Data rows ::
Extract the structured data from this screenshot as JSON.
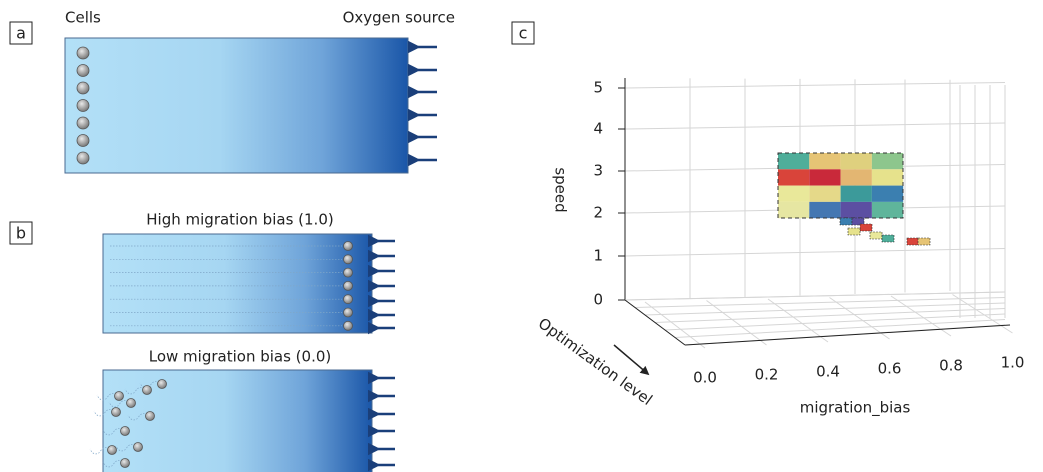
{
  "panel_a": {
    "label": "a",
    "left_text": "Cells",
    "right_text": "Oxygen source"
  },
  "panel_b": {
    "label": "b",
    "top_title": "High migration bias (1.0)",
    "bottom_title": "Low migration bias (0.0)"
  },
  "panel_c": {
    "label": "c",
    "z_axis_label": "speed",
    "x_axis_label": "migration_bias",
    "depth_axis_label": "Optimization level",
    "z_ticks": [
      "0",
      "1",
      "2",
      "3",
      "4",
      "5"
    ],
    "x_ticks": [
      "0.0",
      "0.2",
      "0.4",
      "0.6",
      "0.8",
      "1.0"
    ]
  }
}
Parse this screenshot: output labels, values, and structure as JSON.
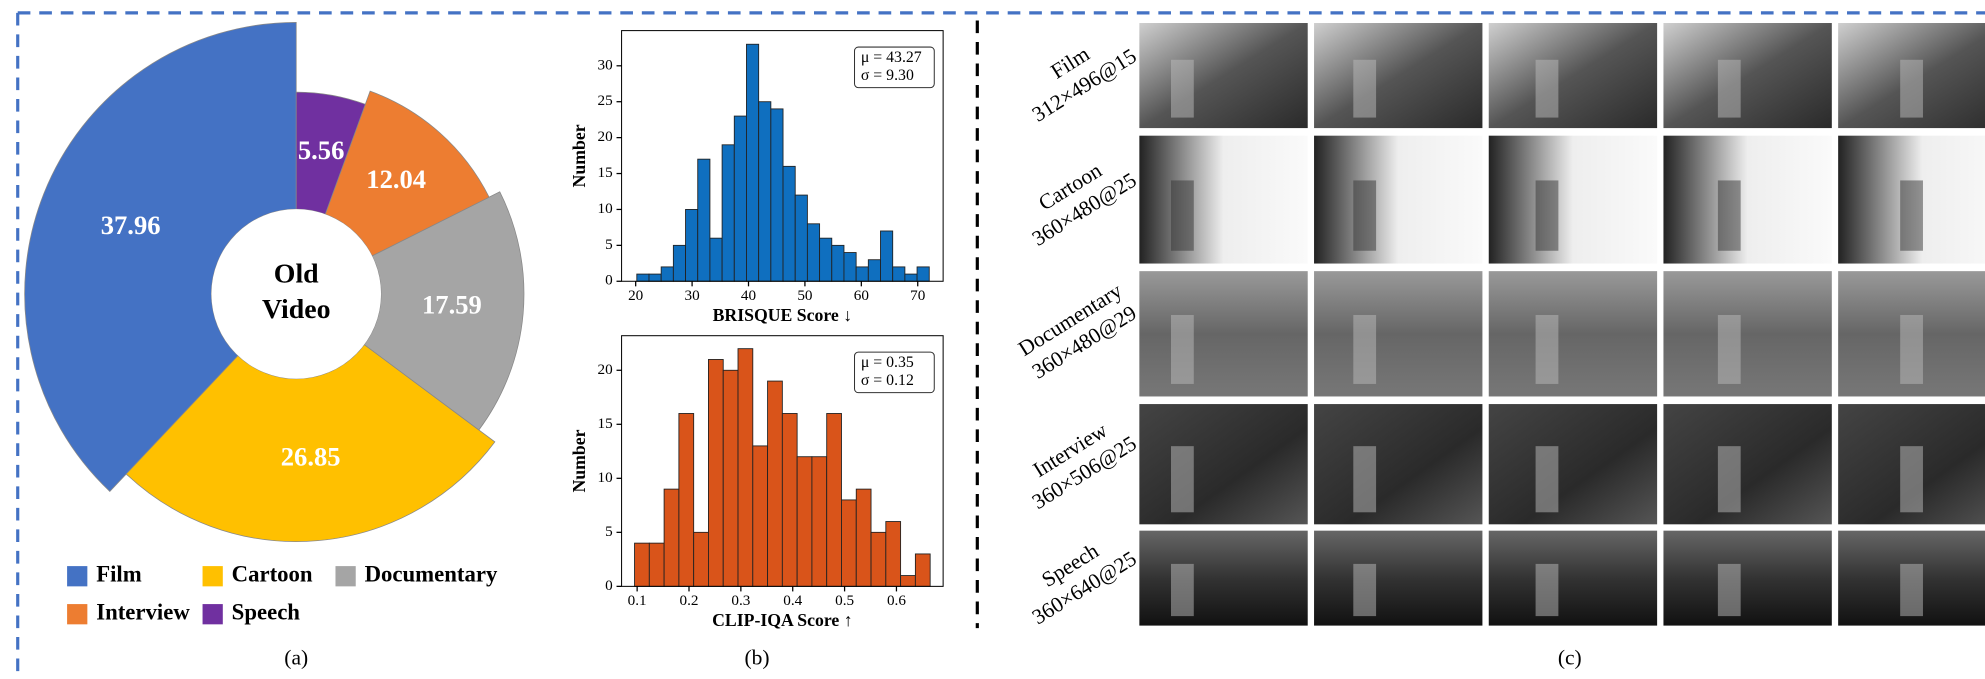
{
  "chart_data": [
    {
      "type": "pie",
      "categories": [
        "Film",
        "Cartoon",
        "Documentary",
        "Interview",
        "Speech"
      ],
      "values": [
        37.96,
        26.85,
        17.59,
        12.04,
        5.56
      ],
      "colors": [
        "#4472c4",
        "#ffc000",
        "#a5a5a5",
        "#ed7d31",
        "#7030a0"
      ],
      "center_label": [
        "Old",
        "Video"
      ],
      "caption": "(a)"
    },
    {
      "type": "histogram",
      "color": "#0f6fbf",
      "xlabel": "BRISQUE Score ↓",
      "ylabel": "Number",
      "annotation": [
        "μ = 43.27",
        "σ = 9.30"
      ],
      "bins": [
        20.2,
        22.36,
        24.52,
        26.68,
        28.84,
        31.0,
        33.16,
        35.32,
        37.48,
        39.64,
        41.8,
        43.96,
        46.12,
        48.28,
        50.44,
        52.6,
        54.76,
        56.92,
        59.08,
        61.24,
        63.4,
        65.56,
        67.72,
        69.88,
        72.04
      ],
      "values": [
        1,
        1,
        2,
        5,
        10,
        17,
        6,
        19,
        23,
        33,
        25,
        24,
        16,
        12,
        8,
        6,
        5,
        4,
        2,
        3,
        7,
        2,
        1,
        2
      ],
      "xlim": [
        17.5,
        74.5
      ],
      "ylim": [
        0,
        34.9
      ],
      "xticks": [
        20,
        30,
        40,
        50,
        60,
        70
      ],
      "yticks": [
        0,
        5,
        10,
        15,
        20,
        25,
        30
      ],
      "caption": "(b)"
    },
    {
      "type": "histogram",
      "color": "#d9541a",
      "xlabel": "CLIP-IQA Score ↑",
      "ylabel": "Number",
      "annotation": [
        "μ = 0.35",
        "σ = 0.12"
      ],
      "bins": [
        0.095,
        0.1235,
        0.152,
        0.1805,
        0.209,
        0.2375,
        0.266,
        0.2945,
        0.323,
        0.3515,
        0.38,
        0.4085,
        0.437,
        0.4655,
        0.494,
        0.5225,
        0.551,
        0.5795,
        0.608,
        0.6365,
        0.665
      ],
      "values": [
        4,
        4,
        9,
        16,
        5,
        21,
        20,
        22,
        13,
        19,
        16,
        12,
        12,
        16,
        8,
        9,
        5,
        6,
        1,
        3
      ],
      "xlim": [
        0.07,
        0.69
      ],
      "ylim": [
        0,
        23.2
      ],
      "xticks": [
        0.1,
        0.2,
        0.3,
        0.4,
        0.5,
        0.6
      ],
      "yticks": [
        0,
        5,
        10,
        15,
        20
      ]
    }
  ],
  "video_samples": {
    "caption": "(c)",
    "rows": [
      {
        "genre": "Film",
        "spec": "312×496@15"
      },
      {
        "genre": "Cartoon",
        "spec": "360×480@25"
      },
      {
        "genre": "Documentary",
        "spec": "360×480@29"
      },
      {
        "genre": "Interview",
        "spec": "360×506@25"
      },
      {
        "genre": "Speech",
        "spec": "360×640@25"
      }
    ]
  }
}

Problem details ::
Using the records above, retype everything exactly except the pictures.

Full answer ::
Extract the structured data from this screenshot as JSON.
{
  "panel_a": {
    "label": "a",
    "left_text": "Cells",
    "right_text": "Oxygen source"
  },
  "panel_b": {
    "label": "b",
    "top_title": "High migration bias (1.0)",
    "bottom_title": "Low migration bias (0.0)"
  },
  "panel_c": {
    "label": "c",
    "z_axis_label": "speed",
    "x_axis_label": "migration_bias",
    "depth_axis_label": "Optimization level",
    "z_ticks": [
      "0",
      "1",
      "2",
      "3",
      "4",
      "5"
    ],
    "x_ticks": [
      "0.0",
      "0.2",
      "0.4",
      "0.6",
      "0.8",
      "1.0"
    ]
  }
}
Parse this screenshot: output labels, values, and structure as JSON.
{
  "chart_data": [
    {
      "type": "pie",
      "categories": [
        "Film",
        "Cartoon",
        "Documentary",
        "Interview",
        "Speech"
      ],
      "values": [
        37.96,
        26.85,
        17.59,
        12.04,
        5.56
      ],
      "colors": [
        "#4472c4",
        "#ffc000",
        "#a5a5a5",
        "#ed7d31",
        "#7030a0"
      ],
      "center_label": [
        "Old",
        "Video"
      ],
      "caption": "(a)"
    },
    {
      "type": "histogram",
      "color": "#0f6fbf",
      "xlabel": "BRISQUE Score ↓",
      "ylabel": "Number",
      "annotation": [
        "μ = 43.27",
        "σ = 9.30"
      ],
      "bins": [
        20.2,
        22.36,
        24.52,
        26.68,
        28.84,
        31.0,
        33.16,
        35.32,
        37.48,
        39.64,
        41.8,
        43.96,
        46.12,
        48.28,
        50.44,
        52.6,
        54.76,
        56.92,
        59.08,
        61.24,
        63.4,
        65.56,
        67.72,
        69.88,
        72.04
      ],
      "values": [
        1,
        1,
        2,
        5,
        10,
        17,
        6,
        19,
        23,
        33,
        25,
        24,
        16,
        12,
        8,
        6,
        5,
        4,
        2,
        3,
        7,
        2,
        1,
        2
      ],
      "xlim": [
        17.5,
        74.5
      ],
      "ylim": [
        0,
        34.9
      ],
      "xticks": [
        20,
        30,
        40,
        50,
        60,
        70
      ],
      "yticks": [
        0,
        5,
        10,
        15,
        20,
        25,
        30
      ],
      "caption": "(b)"
    },
    {
      "type": "histogram",
      "color": "#d9541a",
      "xlabel": "CLIP-IQA Score ↑",
      "ylabel": "Number",
      "annotation": [
        "μ = 0.35",
        "σ = 0.12"
      ],
      "bins": [
        0.095,
        0.1235,
        0.152,
        0.1805,
        0.209,
        0.2375,
        0.266,
        0.2945,
        0.323,
        0.3515,
        0.38,
        0.4085,
        0.437,
        0.4655,
        0.494,
        0.5225,
        0.551,
        0.5795,
        0.608,
        0.6365,
        0.665
      ],
      "values": [
        4,
        4,
        9,
        16,
        5,
        21,
        20,
        22,
        13,
        19,
        16,
        12,
        12,
        16,
        8,
        9,
        5,
        6,
        1,
        3
      ],
      "xlim": [
        0.07,
        0.69
      ],
      "ylim": [
        0,
        23.2
      ],
      "xticks": [
        0.1,
        0.2,
        0.3,
        0.4,
        0.5,
        0.6
      ],
      "yticks": [
        0,
        5,
        10,
        15,
        20
      ]
    }
  ],
  "video_samples": {
    "caption": "(c)",
    "rows": [
      {
        "genre": "Film",
        "spec": "312×496@15"
      },
      {
        "genre": "Cartoon",
        "spec": "360×480@25"
      },
      {
        "genre": "Documentary",
        "spec": "360×480@29"
      },
      {
        "genre": "Interview",
        "spec": "360×506@25"
      },
      {
        "genre": "Speech",
        "spec": "360×640@25"
      }
    ]
  }
}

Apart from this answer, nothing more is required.